Stored entries:
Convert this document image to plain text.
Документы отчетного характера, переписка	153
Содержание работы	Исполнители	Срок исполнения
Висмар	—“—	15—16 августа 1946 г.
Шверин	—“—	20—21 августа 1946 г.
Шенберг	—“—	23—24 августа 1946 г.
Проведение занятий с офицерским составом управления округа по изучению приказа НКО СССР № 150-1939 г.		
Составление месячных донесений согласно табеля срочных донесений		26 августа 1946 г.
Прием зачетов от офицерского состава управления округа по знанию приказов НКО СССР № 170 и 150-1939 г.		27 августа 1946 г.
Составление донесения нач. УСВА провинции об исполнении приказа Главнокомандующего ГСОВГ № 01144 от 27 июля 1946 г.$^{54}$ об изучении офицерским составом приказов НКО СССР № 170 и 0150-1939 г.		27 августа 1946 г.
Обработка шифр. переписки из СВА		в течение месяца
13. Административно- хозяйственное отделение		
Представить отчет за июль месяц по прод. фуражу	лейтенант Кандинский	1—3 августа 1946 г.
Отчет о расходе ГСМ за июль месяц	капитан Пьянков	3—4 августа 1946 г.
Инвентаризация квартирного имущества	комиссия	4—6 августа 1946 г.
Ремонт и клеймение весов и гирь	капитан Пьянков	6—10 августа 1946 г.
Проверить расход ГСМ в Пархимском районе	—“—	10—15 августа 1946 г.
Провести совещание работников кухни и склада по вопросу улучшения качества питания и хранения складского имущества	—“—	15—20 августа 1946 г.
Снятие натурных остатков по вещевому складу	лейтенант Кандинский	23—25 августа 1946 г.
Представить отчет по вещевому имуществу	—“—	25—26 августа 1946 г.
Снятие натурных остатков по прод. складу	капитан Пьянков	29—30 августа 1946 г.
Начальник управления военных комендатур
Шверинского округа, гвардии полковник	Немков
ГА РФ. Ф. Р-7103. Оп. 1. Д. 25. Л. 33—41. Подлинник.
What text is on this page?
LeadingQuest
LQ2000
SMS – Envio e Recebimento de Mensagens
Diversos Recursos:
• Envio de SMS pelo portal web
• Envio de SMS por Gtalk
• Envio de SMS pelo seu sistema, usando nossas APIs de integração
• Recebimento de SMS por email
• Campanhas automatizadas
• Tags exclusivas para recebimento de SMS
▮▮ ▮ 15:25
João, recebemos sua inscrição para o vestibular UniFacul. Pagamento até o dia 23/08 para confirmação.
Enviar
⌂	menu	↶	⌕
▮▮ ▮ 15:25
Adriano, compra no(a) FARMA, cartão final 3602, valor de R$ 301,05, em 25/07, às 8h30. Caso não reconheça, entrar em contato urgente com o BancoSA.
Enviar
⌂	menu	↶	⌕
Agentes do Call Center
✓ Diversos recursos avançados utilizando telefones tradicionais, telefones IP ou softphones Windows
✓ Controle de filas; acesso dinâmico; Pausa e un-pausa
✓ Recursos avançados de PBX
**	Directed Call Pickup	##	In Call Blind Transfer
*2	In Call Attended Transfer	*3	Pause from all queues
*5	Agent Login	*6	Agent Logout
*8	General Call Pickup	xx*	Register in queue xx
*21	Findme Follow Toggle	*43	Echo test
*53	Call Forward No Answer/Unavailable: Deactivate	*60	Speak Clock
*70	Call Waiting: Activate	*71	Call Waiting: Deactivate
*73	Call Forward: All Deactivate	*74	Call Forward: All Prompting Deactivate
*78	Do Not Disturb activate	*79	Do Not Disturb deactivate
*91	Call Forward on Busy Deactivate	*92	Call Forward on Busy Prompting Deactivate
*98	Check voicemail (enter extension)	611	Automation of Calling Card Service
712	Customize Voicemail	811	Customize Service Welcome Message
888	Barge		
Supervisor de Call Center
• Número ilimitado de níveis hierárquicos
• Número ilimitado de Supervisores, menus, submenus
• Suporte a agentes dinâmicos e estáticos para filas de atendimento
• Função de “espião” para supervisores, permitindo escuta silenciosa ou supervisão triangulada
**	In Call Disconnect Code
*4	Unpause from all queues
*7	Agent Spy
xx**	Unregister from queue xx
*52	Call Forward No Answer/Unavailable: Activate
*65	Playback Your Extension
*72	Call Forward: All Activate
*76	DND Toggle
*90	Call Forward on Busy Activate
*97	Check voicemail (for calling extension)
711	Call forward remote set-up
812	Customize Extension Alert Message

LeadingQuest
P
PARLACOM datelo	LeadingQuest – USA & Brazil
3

STATED GOAL
Only lines with the string "Envio" belong in your answer; copy each one.

RESPONSE BELOW
SMS – Envio e Recebimento de Mensagens
• Envio de SMS pelo portal web
• Envio de SMS por Gtalk
• Envio de SMS pelo seu sistema, usando nossas APIs de integração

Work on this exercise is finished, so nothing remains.